TO DO: Copy every line of the data that includes the string "race".

-- start RECORDS FOR THIS EXERCISE --

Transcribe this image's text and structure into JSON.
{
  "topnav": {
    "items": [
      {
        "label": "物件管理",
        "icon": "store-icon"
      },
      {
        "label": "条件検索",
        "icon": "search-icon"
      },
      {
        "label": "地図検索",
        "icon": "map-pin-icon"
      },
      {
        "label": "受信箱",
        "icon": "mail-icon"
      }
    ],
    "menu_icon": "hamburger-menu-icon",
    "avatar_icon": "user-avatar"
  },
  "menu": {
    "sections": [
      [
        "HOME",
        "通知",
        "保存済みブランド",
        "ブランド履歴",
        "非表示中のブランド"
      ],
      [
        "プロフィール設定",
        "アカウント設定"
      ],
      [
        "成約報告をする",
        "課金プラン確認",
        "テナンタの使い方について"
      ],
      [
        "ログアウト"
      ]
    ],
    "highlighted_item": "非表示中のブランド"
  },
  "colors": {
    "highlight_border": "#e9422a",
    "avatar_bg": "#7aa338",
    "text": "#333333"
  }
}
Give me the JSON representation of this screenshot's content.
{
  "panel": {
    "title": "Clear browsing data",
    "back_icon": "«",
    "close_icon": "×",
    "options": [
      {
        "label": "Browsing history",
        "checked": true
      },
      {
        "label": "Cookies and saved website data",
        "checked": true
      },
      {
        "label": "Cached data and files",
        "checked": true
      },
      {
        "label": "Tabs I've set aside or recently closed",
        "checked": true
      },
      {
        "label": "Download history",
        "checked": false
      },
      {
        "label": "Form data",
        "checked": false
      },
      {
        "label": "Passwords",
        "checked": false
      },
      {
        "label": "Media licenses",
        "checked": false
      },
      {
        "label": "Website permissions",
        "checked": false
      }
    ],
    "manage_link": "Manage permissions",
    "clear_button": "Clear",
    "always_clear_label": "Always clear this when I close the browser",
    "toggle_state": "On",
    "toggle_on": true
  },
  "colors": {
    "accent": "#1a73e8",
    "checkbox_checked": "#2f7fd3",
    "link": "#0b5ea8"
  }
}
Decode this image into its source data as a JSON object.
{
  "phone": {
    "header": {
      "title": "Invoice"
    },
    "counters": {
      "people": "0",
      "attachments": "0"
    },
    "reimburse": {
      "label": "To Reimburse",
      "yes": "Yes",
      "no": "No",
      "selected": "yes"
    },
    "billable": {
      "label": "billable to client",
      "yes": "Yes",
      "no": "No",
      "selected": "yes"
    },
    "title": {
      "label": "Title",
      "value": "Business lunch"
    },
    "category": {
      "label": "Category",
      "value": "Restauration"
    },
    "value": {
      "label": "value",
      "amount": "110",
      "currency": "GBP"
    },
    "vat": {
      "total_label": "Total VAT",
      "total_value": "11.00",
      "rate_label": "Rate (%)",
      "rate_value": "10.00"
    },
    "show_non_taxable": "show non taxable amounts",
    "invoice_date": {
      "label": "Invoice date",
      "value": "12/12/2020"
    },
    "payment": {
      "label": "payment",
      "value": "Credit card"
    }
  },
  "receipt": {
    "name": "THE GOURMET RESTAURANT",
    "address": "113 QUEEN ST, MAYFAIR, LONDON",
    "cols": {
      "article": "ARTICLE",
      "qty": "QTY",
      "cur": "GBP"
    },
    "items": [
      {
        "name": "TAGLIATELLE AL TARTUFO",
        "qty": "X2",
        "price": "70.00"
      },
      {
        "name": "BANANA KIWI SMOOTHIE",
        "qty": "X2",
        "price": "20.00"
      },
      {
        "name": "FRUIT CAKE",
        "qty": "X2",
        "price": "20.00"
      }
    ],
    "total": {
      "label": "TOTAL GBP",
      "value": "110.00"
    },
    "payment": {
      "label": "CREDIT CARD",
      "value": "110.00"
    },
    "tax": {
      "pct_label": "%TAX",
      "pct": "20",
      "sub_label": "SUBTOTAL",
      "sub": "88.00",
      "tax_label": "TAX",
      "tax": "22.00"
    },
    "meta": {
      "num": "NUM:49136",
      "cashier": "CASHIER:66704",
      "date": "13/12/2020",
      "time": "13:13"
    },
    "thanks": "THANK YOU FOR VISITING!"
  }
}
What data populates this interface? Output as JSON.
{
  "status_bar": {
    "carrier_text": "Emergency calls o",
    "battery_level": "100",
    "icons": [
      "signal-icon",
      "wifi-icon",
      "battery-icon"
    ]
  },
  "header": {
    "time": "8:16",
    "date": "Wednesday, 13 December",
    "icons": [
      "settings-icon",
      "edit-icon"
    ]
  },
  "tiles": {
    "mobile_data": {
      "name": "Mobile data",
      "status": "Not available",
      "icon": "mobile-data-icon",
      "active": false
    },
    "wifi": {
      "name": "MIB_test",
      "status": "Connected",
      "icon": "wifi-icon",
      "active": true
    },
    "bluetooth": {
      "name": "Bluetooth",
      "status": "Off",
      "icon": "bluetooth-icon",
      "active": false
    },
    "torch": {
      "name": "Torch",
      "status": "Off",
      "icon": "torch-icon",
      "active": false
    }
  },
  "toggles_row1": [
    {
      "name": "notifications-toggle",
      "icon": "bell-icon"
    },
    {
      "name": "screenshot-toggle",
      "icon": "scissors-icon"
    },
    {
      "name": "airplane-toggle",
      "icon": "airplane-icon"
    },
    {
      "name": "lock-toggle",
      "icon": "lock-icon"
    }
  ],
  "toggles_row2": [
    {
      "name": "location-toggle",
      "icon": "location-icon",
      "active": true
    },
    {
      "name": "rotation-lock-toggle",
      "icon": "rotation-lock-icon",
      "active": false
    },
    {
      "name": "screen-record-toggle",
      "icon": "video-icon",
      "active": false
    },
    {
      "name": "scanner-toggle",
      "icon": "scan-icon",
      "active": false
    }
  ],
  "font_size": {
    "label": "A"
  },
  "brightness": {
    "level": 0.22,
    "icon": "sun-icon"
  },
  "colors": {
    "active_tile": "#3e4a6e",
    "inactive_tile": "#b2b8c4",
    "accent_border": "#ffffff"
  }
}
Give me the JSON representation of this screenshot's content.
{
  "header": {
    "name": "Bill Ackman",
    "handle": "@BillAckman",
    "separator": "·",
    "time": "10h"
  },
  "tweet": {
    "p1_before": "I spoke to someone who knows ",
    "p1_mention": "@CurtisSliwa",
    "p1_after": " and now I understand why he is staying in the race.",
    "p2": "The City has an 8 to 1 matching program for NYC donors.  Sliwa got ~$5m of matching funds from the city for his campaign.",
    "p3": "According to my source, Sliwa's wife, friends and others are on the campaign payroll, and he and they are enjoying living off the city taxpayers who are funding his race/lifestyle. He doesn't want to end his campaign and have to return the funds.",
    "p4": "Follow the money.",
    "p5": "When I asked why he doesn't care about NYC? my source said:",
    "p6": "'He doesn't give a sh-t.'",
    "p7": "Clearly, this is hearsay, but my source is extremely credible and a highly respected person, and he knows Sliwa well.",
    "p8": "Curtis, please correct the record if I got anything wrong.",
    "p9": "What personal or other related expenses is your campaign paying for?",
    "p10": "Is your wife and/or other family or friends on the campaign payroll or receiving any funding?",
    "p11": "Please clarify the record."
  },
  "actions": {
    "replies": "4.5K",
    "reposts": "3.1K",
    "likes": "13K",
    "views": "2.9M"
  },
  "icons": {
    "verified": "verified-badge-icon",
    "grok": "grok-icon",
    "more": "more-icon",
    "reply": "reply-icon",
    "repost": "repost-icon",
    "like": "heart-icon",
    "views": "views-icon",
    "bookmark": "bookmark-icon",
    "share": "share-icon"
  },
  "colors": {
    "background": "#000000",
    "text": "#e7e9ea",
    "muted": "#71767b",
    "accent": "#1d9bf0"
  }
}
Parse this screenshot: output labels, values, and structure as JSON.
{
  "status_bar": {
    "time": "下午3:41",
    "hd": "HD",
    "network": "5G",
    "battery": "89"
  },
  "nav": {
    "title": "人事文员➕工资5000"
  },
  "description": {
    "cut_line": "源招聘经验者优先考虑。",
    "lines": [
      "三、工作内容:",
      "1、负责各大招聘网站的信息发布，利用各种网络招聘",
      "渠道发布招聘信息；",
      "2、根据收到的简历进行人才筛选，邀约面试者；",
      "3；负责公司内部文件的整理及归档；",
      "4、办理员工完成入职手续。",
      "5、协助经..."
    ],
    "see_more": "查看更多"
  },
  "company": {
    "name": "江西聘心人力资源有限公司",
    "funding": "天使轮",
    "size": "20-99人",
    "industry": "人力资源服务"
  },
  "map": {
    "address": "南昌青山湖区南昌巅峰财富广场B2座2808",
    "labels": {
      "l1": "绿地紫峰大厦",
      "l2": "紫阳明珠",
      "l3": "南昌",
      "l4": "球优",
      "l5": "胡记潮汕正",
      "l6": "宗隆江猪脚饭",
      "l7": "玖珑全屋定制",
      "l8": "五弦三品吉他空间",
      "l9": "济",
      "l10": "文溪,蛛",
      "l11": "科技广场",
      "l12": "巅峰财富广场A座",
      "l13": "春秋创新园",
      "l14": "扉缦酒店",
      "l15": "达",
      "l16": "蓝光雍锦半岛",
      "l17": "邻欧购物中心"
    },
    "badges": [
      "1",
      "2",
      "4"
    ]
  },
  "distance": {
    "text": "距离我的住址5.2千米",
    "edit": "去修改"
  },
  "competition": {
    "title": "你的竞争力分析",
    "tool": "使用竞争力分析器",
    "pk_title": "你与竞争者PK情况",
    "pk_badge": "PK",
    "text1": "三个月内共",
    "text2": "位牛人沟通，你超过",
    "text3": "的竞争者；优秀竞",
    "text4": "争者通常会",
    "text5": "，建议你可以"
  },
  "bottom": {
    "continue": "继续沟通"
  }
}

-- end RECORDS FOR THIS EXERCISE --

SOLUTION TO THE PROBLEM:
    "p1_after": " and now I understand why he is staying in the race.",
    "p3": "According to my source, Sliwa's wife, friends and others are on the campaign payroll, and he and they are enjoying living off the city taxpayers who are funding his race/lifestyle. He doesn't want to end his campaign and have to return the funds.",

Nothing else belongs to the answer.